++++ Extracted entries ++++
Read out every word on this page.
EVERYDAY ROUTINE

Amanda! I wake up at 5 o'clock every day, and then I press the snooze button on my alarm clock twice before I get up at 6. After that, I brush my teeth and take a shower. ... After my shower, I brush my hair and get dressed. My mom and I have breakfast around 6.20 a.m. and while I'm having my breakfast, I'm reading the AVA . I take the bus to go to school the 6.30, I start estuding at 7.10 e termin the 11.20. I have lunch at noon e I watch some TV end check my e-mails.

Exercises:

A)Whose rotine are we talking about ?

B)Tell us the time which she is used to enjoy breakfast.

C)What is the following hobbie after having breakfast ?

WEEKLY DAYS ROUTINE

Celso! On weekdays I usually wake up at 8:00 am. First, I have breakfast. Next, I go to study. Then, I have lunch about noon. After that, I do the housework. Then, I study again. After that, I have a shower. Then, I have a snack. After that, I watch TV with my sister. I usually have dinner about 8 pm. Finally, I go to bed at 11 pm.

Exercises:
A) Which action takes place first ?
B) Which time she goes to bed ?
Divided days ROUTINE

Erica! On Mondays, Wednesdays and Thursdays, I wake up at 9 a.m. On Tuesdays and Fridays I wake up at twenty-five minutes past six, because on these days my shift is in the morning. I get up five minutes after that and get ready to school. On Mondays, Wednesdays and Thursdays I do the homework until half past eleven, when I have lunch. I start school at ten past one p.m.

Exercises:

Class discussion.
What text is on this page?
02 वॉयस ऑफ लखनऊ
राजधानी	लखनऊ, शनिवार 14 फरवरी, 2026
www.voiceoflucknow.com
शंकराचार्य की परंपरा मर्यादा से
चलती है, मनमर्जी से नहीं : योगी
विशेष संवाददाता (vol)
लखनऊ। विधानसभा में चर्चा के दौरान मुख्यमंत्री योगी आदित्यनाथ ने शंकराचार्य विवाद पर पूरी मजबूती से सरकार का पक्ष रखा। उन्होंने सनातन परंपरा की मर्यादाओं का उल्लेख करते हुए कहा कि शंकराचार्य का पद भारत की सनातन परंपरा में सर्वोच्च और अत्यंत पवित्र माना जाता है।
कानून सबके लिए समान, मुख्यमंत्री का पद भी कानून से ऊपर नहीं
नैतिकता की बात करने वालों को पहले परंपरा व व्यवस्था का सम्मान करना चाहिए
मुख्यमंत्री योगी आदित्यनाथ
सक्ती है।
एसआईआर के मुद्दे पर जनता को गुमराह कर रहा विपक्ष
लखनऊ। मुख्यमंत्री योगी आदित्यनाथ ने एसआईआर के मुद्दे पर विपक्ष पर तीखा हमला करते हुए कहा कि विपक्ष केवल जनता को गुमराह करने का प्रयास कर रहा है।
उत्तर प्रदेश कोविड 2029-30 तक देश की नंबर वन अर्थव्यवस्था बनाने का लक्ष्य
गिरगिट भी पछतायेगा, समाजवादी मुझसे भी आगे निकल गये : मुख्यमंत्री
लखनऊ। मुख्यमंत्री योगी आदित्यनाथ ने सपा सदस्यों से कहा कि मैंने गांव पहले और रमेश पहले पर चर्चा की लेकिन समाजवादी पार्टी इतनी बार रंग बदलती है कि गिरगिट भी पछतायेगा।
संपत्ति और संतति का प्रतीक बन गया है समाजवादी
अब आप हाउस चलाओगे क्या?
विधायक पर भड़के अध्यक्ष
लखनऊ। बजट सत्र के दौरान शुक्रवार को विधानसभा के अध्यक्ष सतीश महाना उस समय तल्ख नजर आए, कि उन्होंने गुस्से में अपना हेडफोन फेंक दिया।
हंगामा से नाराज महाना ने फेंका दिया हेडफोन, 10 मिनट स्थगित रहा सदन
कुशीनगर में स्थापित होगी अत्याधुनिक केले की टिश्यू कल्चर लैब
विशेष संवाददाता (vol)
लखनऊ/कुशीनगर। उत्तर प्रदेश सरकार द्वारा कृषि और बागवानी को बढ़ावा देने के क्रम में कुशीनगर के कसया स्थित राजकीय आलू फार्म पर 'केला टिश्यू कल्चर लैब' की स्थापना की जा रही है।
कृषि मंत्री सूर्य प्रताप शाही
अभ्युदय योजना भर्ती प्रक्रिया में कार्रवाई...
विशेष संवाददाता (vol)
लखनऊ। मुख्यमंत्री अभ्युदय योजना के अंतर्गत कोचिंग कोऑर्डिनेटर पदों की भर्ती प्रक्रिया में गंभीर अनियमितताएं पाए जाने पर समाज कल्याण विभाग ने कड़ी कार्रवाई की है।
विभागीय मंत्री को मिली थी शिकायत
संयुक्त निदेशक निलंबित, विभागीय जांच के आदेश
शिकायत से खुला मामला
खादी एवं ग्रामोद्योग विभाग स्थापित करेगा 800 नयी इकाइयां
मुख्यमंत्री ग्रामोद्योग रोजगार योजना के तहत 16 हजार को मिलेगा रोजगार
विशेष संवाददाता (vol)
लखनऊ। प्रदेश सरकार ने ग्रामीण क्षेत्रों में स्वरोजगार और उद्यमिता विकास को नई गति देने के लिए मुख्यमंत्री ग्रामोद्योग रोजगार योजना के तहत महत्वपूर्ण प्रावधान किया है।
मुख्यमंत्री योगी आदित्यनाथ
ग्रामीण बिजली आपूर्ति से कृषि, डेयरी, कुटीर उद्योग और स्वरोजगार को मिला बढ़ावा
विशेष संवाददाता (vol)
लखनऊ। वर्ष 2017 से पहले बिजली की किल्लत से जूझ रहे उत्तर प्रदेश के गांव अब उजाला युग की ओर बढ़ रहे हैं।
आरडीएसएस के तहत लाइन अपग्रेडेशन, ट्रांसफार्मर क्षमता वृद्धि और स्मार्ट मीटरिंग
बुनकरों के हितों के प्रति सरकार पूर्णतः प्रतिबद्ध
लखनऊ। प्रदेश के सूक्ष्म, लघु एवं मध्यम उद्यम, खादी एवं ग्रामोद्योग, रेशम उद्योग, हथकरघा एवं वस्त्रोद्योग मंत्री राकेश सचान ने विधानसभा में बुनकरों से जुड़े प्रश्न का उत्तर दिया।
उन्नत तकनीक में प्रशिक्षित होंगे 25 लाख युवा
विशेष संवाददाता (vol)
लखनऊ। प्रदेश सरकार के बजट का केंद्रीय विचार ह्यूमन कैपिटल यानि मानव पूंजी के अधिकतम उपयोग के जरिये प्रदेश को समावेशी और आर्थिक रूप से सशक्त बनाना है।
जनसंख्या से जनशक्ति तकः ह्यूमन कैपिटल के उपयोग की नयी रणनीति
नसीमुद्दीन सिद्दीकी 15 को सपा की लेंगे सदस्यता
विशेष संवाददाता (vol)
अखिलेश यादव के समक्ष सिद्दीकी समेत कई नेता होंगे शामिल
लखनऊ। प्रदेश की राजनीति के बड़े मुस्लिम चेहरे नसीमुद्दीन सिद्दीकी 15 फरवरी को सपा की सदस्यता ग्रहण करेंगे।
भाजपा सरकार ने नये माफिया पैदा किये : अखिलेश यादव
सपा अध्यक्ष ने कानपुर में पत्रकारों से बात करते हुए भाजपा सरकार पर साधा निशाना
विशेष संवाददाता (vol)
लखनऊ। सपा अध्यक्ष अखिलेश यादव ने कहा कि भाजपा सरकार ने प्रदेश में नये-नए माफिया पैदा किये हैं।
++++
Your goal: Gather all lines with the string "फरवर" from the data.

Exercise answer:
राजधानी	लखनऊ, शनिवार 14 फरवरी, 2026
लखनऊ। प्रदेश की राजनीति के बड़े मुस्लिम चेहरे नसीमुद्दीन सिद्दीकी 15 फरवरी को सपा की सदस्यता ग्रहण करेंगे।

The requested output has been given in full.